- _WORK REQUIRED_
Quote each line of the material verbatim, without the pictures.

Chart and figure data
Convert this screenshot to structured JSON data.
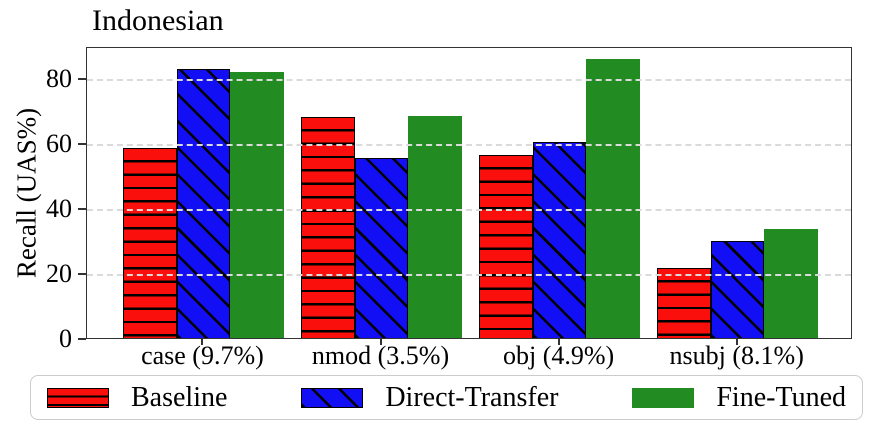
{
  "chart_data": {
    "type": "bar",
    "title": "Indonesian",
    "xlabel": "",
    "ylabel": "Recall (UAS%)",
    "categories": [
      "case (9.7%)",
      "nmod (3.5%)",
      "obj (4.9%)",
      "nsubj (8.1%)"
    ],
    "series": [
      {
        "name": "Baseline",
        "color": "#fb0f0c",
        "hatch": "horizontal",
        "values": [
          58.5,
          68.0,
          56.5,
          21.5
        ]
      },
      {
        "name": "Direct-Transfer",
        "color": "#120ff5",
        "hatch": "diagonal",
        "values": [
          83.0,
          55.5,
          60.5,
          30.0
        ]
      },
      {
        "name": "Fine-Tuned",
        "color": "#228b22",
        "hatch": "none",
        "values": [
          82.0,
          68.5,
          86.0,
          33.5
        ]
      }
    ],
    "ylim": [
      0,
      90
    ],
    "yticks": [
      0,
      20,
      40,
      60,
      80
    ],
    "grid": "horizontal-dashed-above-bars",
    "legend_position": "bottom"
  }
}
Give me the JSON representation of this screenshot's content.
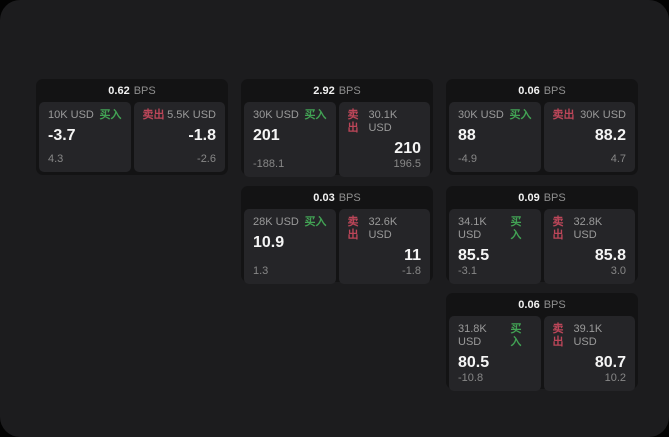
{
  "labels": {
    "bps_unit": "BPS",
    "buy": "买入",
    "sell": "卖出"
  },
  "colors": {
    "page_bg": "#1c1c1e",
    "card_bg": "#131314",
    "panel_bg": "#252528",
    "buy_green": "#42a254",
    "sell_red": "#bc4659"
  },
  "cards": [
    {
      "bps": "0.62",
      "buy": {
        "amount": "10K USD",
        "price": "-3.7",
        "delta": "4.3"
      },
      "sell": {
        "amount": "5.5K USD",
        "price": "-1.8",
        "delta": "-2.6"
      }
    },
    {
      "bps": "2.92",
      "buy": {
        "amount": "30K USD",
        "price": "201",
        "delta": "-188.1"
      },
      "sell": {
        "amount": "30.1K USD",
        "price": "210",
        "delta": "196.5"
      }
    },
    {
      "bps": "0.06",
      "buy": {
        "amount": "30K USD",
        "price": "88",
        "delta": "-4.9"
      },
      "sell": {
        "amount": "30K USD",
        "price": "88.2",
        "delta": "4.7"
      }
    },
    {
      "bps": "0.03",
      "buy": {
        "amount": "28K USD",
        "price": "10.9",
        "delta": "1.3"
      },
      "sell": {
        "amount": "32.6K USD",
        "price": "11",
        "delta": "-1.8"
      }
    },
    {
      "bps": "0.09",
      "buy": {
        "amount": "34.1K USD",
        "price": "85.5",
        "delta": "-3.1"
      },
      "sell": {
        "amount": "32.8K USD",
        "price": "85.8",
        "delta": "3.0"
      }
    },
    {
      "bps": "0.06",
      "buy": {
        "amount": "31.8K USD",
        "price": "80.5",
        "delta": "-10.8"
      },
      "sell": {
        "amount": "39.1K USD",
        "price": "80.7",
        "delta": "10.2"
      }
    }
  ]
}
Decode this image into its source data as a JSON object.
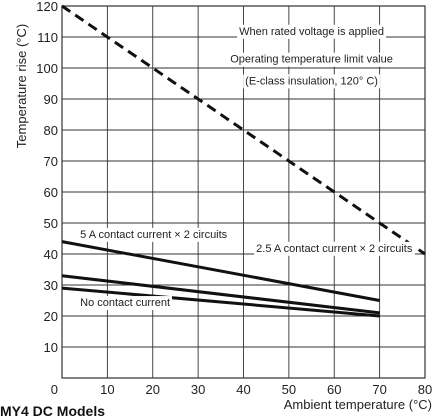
{
  "chart_data": {
    "type": "line",
    "xlabel": "Ambient temperature (°C)",
    "ylabel": "Temperature rise (°C)",
    "xlim": [
      0,
      80
    ],
    "ylim": [
      0,
      120
    ],
    "xticks": [
      0,
      10,
      20,
      30,
      40,
      50,
      60,
      70,
      80
    ],
    "yticks": [
      10,
      20,
      30,
      40,
      50,
      60,
      70,
      80,
      90,
      100,
      110,
      120
    ],
    "grid": true,
    "series": [
      {
        "style": "dashed",
        "x": [
          0,
          80
        ],
        "y": [
          120,
          40
        ]
      },
      {
        "style": "solid",
        "x": [
          0,
          70
        ],
        "y": [
          44,
          25
        ]
      },
      {
        "style": "solid",
        "x": [
          0,
          70
        ],
        "y": [
          33,
          21
        ]
      },
      {
        "style": "solid",
        "x": [
          0,
          70
        ],
        "y": [
          29,
          20
        ]
      }
    ],
    "annotations": [
      {
        "text": "When rated voltage is applied",
        "x": 55,
        "y": 112
      },
      {
        "text": "Operating temperature limit value",
        "x": 55,
        "y": 103
      },
      {
        "text": "(E-class insulation, 120° C)",
        "x": 55,
        "y": 96
      },
      {
        "text": "5 A contact current × 2 circuits",
        "x": 4,
        "y": 46.5
      },
      {
        "text": "2.5 A contact current × 2 circuits",
        "x": 60,
        "y": 42
      },
      {
        "text": "No contact current",
        "x": 4,
        "y": 24.5
      }
    ]
  },
  "footer_text": "MY4 DC Models"
}
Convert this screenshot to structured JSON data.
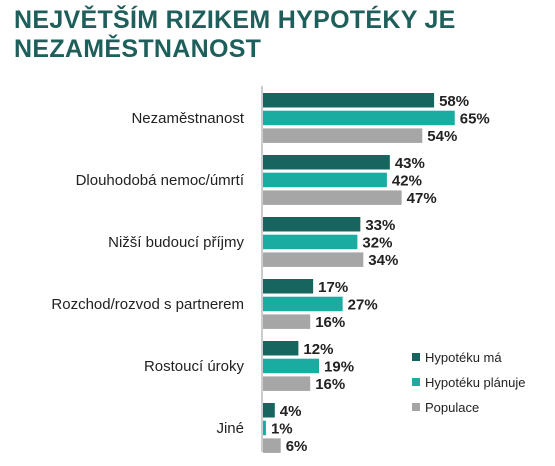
{
  "title": "NEJVĚTŠÍM RIZIKEM HYPOTÉKY JE NEZAMĚSTNANOST",
  "colors": {
    "title": "#1f5f5b",
    "text": "#222222",
    "axis": "#9a9a9a"
  },
  "chart_data": {
    "type": "bar",
    "orientation": "horizontal",
    "title": "NEJVĚTŠÍM RIZIKEM HYPOTÉKY JE NEZAMĚSTNANOST",
    "xlabel": "",
    "ylabel": "",
    "xlim": [
      0,
      100
    ],
    "grid": false,
    "legend_position": "bottom-right",
    "value_suffix": "%",
    "categories": [
      "Nezaměstnanost",
      "Dlouhodobá nemoc/úmrtí",
      "Nižší budoucí příjmy",
      "Rozchod/rozvod s partnerem",
      "Rostoucí úroky",
      "Jiné"
    ],
    "series": [
      {
        "name": "Hypotéku má",
        "color": "#17655f",
        "values": [
          58,
          43,
          33,
          17,
          12,
          4
        ]
      },
      {
        "name": "Hypotéku plánuje",
        "color": "#1aaca1",
        "values": [
          65,
          42,
          32,
          27,
          19,
          1
        ]
      },
      {
        "name": "Populace",
        "color": "#a6a6a6",
        "values": [
          54,
          47,
          34,
          16,
          16,
          6
        ]
      }
    ]
  }
}
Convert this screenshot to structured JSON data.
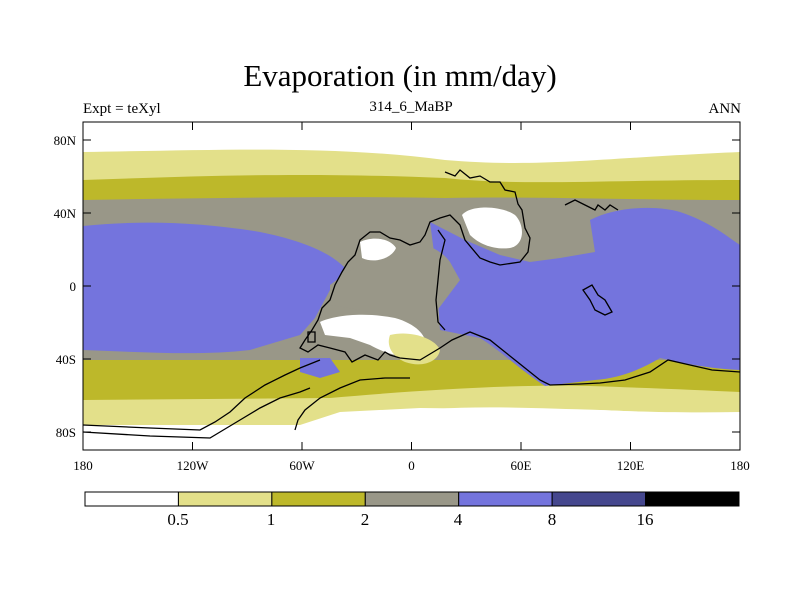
{
  "title": "Evaporation (in mm/day)",
  "subtitle_left": "Expt = teXyl",
  "subtitle_center": "314_6_MaBP",
  "subtitle_right": "ANN",
  "map": {
    "projection": "equirectangular",
    "lon_range": [
      -180,
      180
    ],
    "lat_range": [
      -90,
      90
    ],
    "x_tick_labels": [
      "180",
      "120W",
      "60W",
      "0",
      "60E",
      "120E",
      "180"
    ],
    "y_tick_labels": [
      "80N",
      "40N",
      "0",
      "40S",
      "80S"
    ]
  },
  "colorbar": {
    "levels": [
      "0.5",
      "1",
      "2",
      "4",
      "8",
      "16"
    ],
    "colors": [
      "#ffffff",
      "#e3e08a",
      "#bdb82a",
      "#999788",
      "#7474dd",
      "#45478e",
      "#000000"
    ]
  }
}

- _SOLVED EXERCISE_
Convert this screenshot to structured JSON data.
{
  "chart_data": {
    "type": "bar",
    "title": "Indonesian",
    "xlabel": "",
    "ylabel": "Recall (UAS%)",
    "categories": [
      "case (9.7%)",
      "nmod (3.5%)",
      "obj (4.9%)",
      "nsubj (8.1%)"
    ],
    "series": [
      {
        "name": "Baseline",
        "color": "#fb0f0c",
        "hatch": "horizontal",
        "values": [
          58.5,
          68.0,
          56.5,
          21.5
        ]
      },
      {
        "name": "Direct-Transfer",
        "color": "#120ff5",
        "hatch": "diagonal",
        "values": [
          83.0,
          55.5,
          60.5,
          30.0
        ]
      },
      {
        "name": "Fine-Tuned",
        "color": "#228b22",
        "hatch": "none",
        "values": [
          82.0,
          68.5,
          86.0,
          33.5
        ]
      }
    ],
    "ylim": [
      0,
      90
    ],
    "yticks": [
      0,
      20,
      40,
      60,
      80
    ],
    "grid": "horizontal-dashed-above-bars",
    "legend_position": "bottom"
  }
}
Give me the JSON representation of this screenshot's content.
{
  "labels": {
    "bps_unit": "BPS",
    "buy": "买入",
    "sell": "卖出"
  },
  "colors": {
    "page_bg": "#1c1c1e",
    "card_bg": "#131314",
    "panel_bg": "#252528",
    "buy_green": "#42a254",
    "sell_red": "#bc4659"
  },
  "cards": [
    {
      "bps": "0.62",
      "buy": {
        "amount": "10K USD",
        "price": "-3.7",
        "delta": "4.3"
      },
      "sell": {
        "amount": "5.5K USD",
        "price": "-1.8",
        "delta": "-2.6"
      }
    },
    {
      "bps": "2.92",
      "buy": {
        "amount": "30K USD",
        "price": "201",
        "delta": "-188.1"
      },
      "sell": {
        "amount": "30.1K USD",
        "price": "210",
        "delta": "196.5"
      }
    },
    {
      "bps": "0.06",
      "buy": {
        "amount": "30K USD",
        "price": "88",
        "delta": "-4.9"
      },
      "sell": {
        "amount": "30K USD",
        "price": "88.2",
        "delta": "4.7"
      }
    },
    {
      "bps": "0.03",
      "buy": {
        "amount": "28K USD",
        "price": "10.9",
        "delta": "1.3"
      },
      "sell": {
        "amount": "32.6K USD",
        "price": "11",
        "delta": "-1.8"
      }
    },
    {
      "bps": "0.09",
      "buy": {
        "amount": "34.1K USD",
        "price": "85.5",
        "delta": "-3.1"
      },
      "sell": {
        "amount": "32.8K USD",
        "price": "85.8",
        "delta": "3.0"
      }
    },
    {
      "bps": "0.06",
      "buy": {
        "amount": "31.8K USD",
        "price": "80.5",
        "delta": "-10.8"
      },
      "sell": {
        "amount": "39.1K USD",
        "price": "80.7",
        "delta": "10.2"
      }
    }
  ]
}
Decode this image into its source data as a JSON object.
{
  "chart_data": {
    "type": "line",
    "xlabel": "Ambient temperature (°C)",
    "ylabel": "Temperature rise (°C)",
    "xlim": [
      0,
      80
    ],
    "ylim": [
      0,
      120
    ],
    "xticks": [
      0,
      10,
      20,
      30,
      40,
      50,
      60,
      70,
      80
    ],
    "yticks": [
      10,
      20,
      30,
      40,
      50,
      60,
      70,
      80,
      90,
      100,
      110,
      120
    ],
    "grid": true,
    "series": [
      {
        "style": "dashed",
        "x": [
          0,
          80
        ],
        "y": [
          120,
          40
        ]
      },
      {
        "style": "solid",
        "x": [
          0,
          70
        ],
        "y": [
          44,
          25
        ]
      },
      {
        "style": "solid",
        "x": [
          0,
          70
        ],
        "y": [
          33,
          21
        ]
      },
      {
        "style": "solid",
        "x": [
          0,
          70
        ],
        "y": [
          29,
          20
        ]
      }
    ],
    "annotations": [
      {
        "text": "When rated voltage is applied",
        "x": 55,
        "y": 112
      },
      {
        "text": "Operating temperature limit value",
        "x": 55,
        "y": 103
      },
      {
        "text": "(E-class insulation, 120° C)",
        "x": 55,
        "y": 96
      },
      {
        "text": "5 A contact current × 2 circuits",
        "x": 4,
        "y": 46.5
      },
      {
        "text": "2.5 A contact current × 2 circuits",
        "x": 60,
        "y": 42
      },
      {
        "text": "No contact current",
        "x": 4,
        "y": 24.5
      }
    ]
  },
  "footer_text": "MY4 DC Models"
}
Convert this screenshot to structured JSON data.
{
  "title": "NEJVĚTŠÍM RIZIKEM HYPOTÉKY JE NEZAMĚSTNANOST",
  "colors": {
    "title": "#1f5f5b",
    "text": "#222222",
    "axis": "#9a9a9a"
  },
  "chart_data": {
    "type": "bar",
    "orientation": "horizontal",
    "title": "NEJVĚTŠÍM RIZIKEM HYPOTÉKY JE NEZAMĚSTNANOST",
    "xlabel": "",
    "ylabel": "",
    "xlim": [
      0,
      100
    ],
    "grid": false,
    "legend_position": "bottom-right",
    "value_suffix": "%",
    "categories": [
      "Nezaměstnanost",
      "Dlouhodobá nemoc/úmrtí",
      "Nižší budoucí příjmy",
      "Rozchod/rozvod s partnerem",
      "Rostoucí úroky",
      "Jiné"
    ],
    "series": [
      {
        "name": "Hypotéku má",
        "color": "#17655f",
        "values": [
          58,
          43,
          33,
          17,
          12,
          4
        ]
      },
      {
        "name": "Hypotéku plánuje",
        "color": "#1aaca1",
        "values": [
          65,
          42,
          32,
          27,
          19,
          1
        ]
      },
      {
        "name": "Populace",
        "color": "#a6a6a6",
        "values": [
          54,
          47,
          34,
          16,
          16,
          6
        ]
      }
    ]
  }
}
Convert this screenshot to structured JSON data.
{
  "title": "Evaporation (in mm/day)",
  "subtitle_left": "Expt = teXyl",
  "subtitle_center": "314_6_MaBP",
  "subtitle_right": "ANN",
  "map": {
    "projection": "equirectangular",
    "lon_range": [
      -180,
      180
    ],
    "lat_range": [
      -90,
      90
    ],
    "x_tick_labels": [
      "180",
      "120W",
      "60W",
      "0",
      "60E",
      "120E",
      "180"
    ],
    "y_tick_labels": [
      "80N",
      "40N",
      "0",
      "40S",
      "80S"
    ]
  },
  "colorbar": {
    "levels": [
      "0.5",
      "1",
      "2",
      "4",
      "8",
      "16"
    ],
    "colors": [
      "#ffffff",
      "#e3e08a",
      "#bdb82a",
      "#999788",
      "#7474dd",
      "#45478e",
      "#000000"
    ]
  }
}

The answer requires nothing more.